──────── Texto del ejercicio ────────

La Copa del Mundo de la FIFA 2026 ha regalado a las páginas doradas del fútbol internacional un enfrentamiento que desafió cualquier atisbo de lógica y manual predictivo. En un compromiso correspondiente a los dieciseisavos de final disputado este viernes 3 de julio bajo el calor sofocante y la humedad extrema de Miami, la Selección de Argentina rozó el siniestro total y tuvo que apelar a la épica de la prórroga para derrotar por 3-2 a la increíble y debutante Selección de Cabo Verde, en una velada histórica que marcó el partido número 100 de Lionel Scaloni al frente del banquillo albiceleste.

Lo que la delegación sudamericana proyectó en la víspera como una faena de trámite regular para economizar energías terminó transformándose en una batalla de supervivencia pura. La vigente campeona del mundo se topó con un combinado africano carente de experiencia en estos escenarios, pero dotado de un coraje, una entereza y una personalidad colectiva conmovedoras. Comandados desde el arco por Vozinha—un veterano guardameta de 40 años que actualmente se encuentra sin club—, los caboverdianos plantaron cara con 16 remates totales y no se amedrentaron ni siquiera cuando Lionel Messi abrió el marcador al minuto 28, controlando con sutileza un balón al espacio de Lisandro Martínez para firmar su gol número 20 en los Mundiales y el séptimo en esta edición de 2026.

La rebelión africana desata el pánico en las tribunas

Argentina intentó dormir el esférico bajo su característico ritmo cansino, pero la escuadra africana olió la pasividad del rival y comenzó a hilvanar fútbol asociativo por las bandas. Al minuto 58, la recompensa llegó tras una brillante secuencia de pases que Deroy Duarte tradujo en el gol del empate 1-1, batiendo la resistencia de Emiliano “Dibu” Martínez. El gol encendió las alarmas en el bando de Scaloni, quien dio entrada a Julián Álvarez y Nico González para reactivar la presión, pero la figura de Vozinha se agigantó en el arco de forma colosal, coleccionando ocho paradas monumentales—incluyendo dos tiros libres providenciales a Messi—para forzar los 120 minutos.

Apenas arrancando el tiempo extra, la Albiceleste pareció respirar aliviada cuando Alexis Mac Allister peinó un saque de esquina para que Lisandro Martínez empujara el 2-1 en el segundo poste. No obstante, Cabo Verde se negó a bajar los brazos y obró una de las obras de arte más excelsas del campeonato: al minuto 103, Sidny Cabral sacó un indescifrable y majestuoso disparo combado al palo largo que decretó el increíble 2-2, desatando el pánico total en un estadio atestado de camisetas argentinas y provocando que la esposa de Diego “Cholo” Simeone se pusiera a rezar en los palcos VIP.

──────── Material extraído ────────

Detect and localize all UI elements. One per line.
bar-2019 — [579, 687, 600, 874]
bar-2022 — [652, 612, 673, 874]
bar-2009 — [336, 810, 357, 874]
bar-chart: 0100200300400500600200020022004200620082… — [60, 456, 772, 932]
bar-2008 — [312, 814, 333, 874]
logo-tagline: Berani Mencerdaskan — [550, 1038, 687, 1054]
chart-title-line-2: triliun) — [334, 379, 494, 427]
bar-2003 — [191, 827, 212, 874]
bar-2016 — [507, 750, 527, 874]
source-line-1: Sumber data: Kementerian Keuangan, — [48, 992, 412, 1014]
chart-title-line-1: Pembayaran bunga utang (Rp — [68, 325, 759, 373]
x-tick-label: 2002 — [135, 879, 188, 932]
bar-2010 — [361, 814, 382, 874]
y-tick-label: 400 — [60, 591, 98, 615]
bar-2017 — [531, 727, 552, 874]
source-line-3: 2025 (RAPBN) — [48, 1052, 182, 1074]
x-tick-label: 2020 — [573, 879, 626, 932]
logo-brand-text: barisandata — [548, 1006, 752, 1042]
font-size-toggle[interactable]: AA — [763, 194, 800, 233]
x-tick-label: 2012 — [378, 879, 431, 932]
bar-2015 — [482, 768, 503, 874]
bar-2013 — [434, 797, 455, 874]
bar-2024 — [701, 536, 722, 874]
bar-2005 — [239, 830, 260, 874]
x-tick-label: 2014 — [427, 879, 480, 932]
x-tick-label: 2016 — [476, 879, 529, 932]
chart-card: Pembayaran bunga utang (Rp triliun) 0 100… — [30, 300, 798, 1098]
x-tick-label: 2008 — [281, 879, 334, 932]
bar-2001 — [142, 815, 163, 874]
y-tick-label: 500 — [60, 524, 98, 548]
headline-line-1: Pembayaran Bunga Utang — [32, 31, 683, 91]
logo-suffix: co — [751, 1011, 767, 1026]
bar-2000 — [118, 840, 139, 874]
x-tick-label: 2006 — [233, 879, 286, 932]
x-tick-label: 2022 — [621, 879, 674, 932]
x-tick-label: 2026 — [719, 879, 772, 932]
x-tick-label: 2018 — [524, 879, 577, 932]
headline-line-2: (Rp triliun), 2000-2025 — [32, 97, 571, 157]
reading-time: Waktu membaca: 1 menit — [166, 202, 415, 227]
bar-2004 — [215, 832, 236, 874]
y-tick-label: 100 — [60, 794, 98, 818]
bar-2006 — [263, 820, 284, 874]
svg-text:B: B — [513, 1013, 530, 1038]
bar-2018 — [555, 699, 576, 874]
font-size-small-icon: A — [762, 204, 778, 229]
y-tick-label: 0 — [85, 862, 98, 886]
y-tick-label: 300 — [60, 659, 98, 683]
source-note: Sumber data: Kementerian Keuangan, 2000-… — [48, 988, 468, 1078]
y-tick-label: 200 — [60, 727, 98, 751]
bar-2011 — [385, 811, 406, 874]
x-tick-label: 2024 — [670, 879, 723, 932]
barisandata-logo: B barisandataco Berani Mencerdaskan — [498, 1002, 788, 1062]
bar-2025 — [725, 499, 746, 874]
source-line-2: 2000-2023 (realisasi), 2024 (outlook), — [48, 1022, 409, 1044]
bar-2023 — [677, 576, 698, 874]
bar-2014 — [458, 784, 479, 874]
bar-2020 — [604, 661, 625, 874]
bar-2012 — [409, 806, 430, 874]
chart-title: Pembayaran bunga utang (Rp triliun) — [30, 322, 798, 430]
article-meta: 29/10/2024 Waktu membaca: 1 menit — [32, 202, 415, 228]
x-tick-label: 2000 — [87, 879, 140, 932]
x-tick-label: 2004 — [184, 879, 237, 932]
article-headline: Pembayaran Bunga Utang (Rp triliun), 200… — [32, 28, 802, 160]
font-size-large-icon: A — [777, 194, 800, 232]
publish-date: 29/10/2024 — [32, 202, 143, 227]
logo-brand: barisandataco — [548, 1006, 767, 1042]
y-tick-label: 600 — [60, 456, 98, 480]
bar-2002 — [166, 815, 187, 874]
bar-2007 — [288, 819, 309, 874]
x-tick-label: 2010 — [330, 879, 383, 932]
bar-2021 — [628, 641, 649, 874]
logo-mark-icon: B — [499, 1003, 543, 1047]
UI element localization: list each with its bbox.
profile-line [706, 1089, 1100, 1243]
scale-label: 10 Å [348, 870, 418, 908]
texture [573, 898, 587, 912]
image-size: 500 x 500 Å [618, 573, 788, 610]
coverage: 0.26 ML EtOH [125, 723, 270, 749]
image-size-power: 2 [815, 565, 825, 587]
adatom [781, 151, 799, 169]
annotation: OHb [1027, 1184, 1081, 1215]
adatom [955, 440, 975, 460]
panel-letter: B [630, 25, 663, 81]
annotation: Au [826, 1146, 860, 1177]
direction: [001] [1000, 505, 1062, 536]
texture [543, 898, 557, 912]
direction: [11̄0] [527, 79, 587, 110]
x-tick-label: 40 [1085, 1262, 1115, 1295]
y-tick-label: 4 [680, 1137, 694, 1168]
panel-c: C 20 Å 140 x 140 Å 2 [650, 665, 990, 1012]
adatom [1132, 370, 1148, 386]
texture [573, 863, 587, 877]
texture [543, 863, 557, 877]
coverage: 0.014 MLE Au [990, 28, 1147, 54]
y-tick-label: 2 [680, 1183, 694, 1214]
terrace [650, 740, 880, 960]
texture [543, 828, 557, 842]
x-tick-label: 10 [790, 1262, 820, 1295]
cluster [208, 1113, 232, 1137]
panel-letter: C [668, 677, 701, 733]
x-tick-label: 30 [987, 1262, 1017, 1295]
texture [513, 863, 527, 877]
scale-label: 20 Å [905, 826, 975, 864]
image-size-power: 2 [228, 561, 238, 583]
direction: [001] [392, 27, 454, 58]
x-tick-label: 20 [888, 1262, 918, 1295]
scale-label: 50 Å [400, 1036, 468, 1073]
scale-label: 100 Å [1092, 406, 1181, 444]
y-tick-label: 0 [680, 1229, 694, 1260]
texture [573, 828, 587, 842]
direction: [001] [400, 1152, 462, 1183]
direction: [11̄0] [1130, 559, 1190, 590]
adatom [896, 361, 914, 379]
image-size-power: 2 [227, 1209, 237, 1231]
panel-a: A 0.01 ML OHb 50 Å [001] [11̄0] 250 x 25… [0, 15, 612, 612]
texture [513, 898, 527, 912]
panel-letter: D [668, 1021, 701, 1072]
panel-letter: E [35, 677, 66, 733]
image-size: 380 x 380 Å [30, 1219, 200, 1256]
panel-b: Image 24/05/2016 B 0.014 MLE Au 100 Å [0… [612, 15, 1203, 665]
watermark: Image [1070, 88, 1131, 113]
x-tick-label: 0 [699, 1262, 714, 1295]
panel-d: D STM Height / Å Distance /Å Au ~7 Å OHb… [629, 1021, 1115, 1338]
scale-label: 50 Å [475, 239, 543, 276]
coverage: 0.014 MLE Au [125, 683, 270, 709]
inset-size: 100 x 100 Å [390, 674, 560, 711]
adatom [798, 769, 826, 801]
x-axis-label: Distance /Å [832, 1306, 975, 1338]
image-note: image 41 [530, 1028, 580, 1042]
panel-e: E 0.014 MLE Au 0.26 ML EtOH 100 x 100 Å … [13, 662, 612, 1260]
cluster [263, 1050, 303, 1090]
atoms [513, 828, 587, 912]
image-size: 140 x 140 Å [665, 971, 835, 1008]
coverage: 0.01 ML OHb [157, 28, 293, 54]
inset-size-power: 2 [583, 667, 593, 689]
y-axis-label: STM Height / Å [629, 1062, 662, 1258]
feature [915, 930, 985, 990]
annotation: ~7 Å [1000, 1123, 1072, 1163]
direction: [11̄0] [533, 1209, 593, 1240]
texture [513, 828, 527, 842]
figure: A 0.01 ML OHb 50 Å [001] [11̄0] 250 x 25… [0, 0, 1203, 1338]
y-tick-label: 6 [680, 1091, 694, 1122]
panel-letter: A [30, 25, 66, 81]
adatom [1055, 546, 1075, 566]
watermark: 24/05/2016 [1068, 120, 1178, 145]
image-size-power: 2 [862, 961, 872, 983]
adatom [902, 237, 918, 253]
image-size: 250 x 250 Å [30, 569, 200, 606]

────────

▸ Consigna
En la crónica del partido entre Argentina y Cabo Verde, ¿qué jugador marcó el 2-2 al minuto 103? Los datos no son necesarios para resolver esto.

▸ Espacio de respuesta
Sidny Cabral.